╭─ Provided records

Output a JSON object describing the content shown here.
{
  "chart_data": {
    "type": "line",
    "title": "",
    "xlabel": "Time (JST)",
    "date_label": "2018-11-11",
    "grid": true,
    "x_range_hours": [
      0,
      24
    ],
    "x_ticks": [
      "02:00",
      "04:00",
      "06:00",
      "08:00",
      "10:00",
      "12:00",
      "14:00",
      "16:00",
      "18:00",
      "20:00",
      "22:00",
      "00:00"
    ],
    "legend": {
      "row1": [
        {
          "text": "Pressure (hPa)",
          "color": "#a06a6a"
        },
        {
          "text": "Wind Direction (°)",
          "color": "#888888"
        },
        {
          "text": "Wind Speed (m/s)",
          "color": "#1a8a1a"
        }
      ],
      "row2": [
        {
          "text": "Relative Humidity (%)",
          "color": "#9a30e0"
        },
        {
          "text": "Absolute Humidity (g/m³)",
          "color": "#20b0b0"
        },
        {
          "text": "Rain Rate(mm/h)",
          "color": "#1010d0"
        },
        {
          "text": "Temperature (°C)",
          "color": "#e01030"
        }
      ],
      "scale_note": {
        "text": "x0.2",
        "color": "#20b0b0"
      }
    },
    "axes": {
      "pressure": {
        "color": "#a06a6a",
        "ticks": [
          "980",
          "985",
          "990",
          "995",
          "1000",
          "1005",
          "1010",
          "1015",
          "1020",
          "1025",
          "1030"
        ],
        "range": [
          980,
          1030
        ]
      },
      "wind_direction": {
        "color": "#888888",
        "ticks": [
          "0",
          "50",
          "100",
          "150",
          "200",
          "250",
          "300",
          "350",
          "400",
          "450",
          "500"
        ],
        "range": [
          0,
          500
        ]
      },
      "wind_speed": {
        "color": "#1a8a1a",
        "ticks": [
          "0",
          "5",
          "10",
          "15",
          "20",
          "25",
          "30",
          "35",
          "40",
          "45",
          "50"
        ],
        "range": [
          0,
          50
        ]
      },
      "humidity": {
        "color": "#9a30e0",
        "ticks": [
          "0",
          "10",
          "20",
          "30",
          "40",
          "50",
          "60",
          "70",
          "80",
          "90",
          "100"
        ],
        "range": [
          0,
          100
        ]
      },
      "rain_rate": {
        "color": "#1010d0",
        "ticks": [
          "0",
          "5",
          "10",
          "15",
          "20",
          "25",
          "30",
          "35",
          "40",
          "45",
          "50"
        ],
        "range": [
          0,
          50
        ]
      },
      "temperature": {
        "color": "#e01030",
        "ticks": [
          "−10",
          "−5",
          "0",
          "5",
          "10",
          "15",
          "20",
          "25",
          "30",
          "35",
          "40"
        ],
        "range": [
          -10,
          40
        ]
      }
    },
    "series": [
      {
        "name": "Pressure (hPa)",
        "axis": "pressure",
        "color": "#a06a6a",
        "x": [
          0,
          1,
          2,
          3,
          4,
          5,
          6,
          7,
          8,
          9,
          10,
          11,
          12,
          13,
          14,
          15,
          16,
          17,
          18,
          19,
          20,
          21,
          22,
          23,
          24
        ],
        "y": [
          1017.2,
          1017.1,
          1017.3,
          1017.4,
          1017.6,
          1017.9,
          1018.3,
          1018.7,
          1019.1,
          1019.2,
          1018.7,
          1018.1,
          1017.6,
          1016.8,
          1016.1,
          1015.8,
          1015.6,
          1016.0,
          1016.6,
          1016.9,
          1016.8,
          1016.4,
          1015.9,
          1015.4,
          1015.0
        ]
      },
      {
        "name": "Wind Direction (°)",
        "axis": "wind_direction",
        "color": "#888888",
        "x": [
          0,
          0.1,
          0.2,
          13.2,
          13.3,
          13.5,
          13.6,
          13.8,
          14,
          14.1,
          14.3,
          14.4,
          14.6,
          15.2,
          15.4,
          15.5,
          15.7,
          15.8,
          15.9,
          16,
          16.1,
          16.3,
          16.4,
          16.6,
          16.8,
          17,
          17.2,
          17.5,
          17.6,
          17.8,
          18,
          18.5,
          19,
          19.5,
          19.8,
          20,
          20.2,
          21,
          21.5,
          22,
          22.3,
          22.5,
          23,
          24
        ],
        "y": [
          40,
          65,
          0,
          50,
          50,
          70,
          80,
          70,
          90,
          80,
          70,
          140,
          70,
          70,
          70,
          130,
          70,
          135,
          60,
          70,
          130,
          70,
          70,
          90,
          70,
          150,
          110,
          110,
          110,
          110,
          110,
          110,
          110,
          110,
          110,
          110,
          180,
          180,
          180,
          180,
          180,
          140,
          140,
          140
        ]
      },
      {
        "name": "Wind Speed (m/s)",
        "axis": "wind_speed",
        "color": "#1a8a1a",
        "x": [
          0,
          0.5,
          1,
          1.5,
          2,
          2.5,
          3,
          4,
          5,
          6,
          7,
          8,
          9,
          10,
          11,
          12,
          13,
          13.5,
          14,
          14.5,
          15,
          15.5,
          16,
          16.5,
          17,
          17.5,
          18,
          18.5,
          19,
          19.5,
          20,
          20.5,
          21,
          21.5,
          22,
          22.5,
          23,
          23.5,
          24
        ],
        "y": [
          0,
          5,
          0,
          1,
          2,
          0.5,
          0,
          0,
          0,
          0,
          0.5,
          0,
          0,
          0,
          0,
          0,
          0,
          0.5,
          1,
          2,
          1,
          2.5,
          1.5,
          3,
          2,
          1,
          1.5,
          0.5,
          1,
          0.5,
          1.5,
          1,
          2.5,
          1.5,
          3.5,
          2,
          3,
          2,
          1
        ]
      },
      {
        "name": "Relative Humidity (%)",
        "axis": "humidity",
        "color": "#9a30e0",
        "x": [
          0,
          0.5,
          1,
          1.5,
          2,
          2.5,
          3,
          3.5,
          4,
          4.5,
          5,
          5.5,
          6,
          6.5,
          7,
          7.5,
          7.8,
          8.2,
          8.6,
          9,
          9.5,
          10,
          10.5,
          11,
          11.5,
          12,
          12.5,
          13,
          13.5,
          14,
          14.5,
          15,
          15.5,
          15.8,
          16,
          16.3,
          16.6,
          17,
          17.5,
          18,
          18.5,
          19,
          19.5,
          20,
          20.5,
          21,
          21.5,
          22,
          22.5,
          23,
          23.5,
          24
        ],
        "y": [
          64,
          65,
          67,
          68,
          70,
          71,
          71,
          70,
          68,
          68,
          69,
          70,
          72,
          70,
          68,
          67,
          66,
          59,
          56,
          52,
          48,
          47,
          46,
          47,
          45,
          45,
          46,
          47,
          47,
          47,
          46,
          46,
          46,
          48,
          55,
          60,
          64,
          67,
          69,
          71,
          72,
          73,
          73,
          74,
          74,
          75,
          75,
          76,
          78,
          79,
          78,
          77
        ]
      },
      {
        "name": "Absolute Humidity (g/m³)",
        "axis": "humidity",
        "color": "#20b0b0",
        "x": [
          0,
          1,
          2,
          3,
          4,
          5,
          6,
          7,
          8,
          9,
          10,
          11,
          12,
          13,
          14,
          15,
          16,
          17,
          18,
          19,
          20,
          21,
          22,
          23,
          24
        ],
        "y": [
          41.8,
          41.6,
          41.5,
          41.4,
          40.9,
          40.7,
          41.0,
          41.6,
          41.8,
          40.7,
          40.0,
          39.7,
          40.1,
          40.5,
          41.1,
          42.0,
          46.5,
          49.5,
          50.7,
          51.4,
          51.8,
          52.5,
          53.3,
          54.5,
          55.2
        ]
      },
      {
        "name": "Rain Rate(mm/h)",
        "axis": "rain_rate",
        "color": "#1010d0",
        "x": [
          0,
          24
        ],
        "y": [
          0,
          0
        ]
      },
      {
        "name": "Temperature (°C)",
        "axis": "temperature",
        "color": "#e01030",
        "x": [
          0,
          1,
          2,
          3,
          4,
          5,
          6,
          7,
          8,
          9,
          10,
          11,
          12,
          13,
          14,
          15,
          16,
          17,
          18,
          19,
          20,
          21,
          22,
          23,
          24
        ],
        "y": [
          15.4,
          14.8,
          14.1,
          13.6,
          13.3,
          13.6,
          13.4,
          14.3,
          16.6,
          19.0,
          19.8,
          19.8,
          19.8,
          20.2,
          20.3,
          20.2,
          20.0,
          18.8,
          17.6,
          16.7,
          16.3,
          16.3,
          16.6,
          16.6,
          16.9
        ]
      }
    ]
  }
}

╰─

> _Written task_
Please list every line of the records that contains "text".

> _Task solution_
          "text": "Pressure (hPa)",
          "text": "Wind Direction (°)",
          "text": "Wind Speed (m/s)",
          "text": "Relative Humidity (%)",
          "text": "Absolute Humidity (g/m³)",
          "text": "Rain Rate(mm/h)",
          "text": "Temperature (°C)",
        "text": "x0.2",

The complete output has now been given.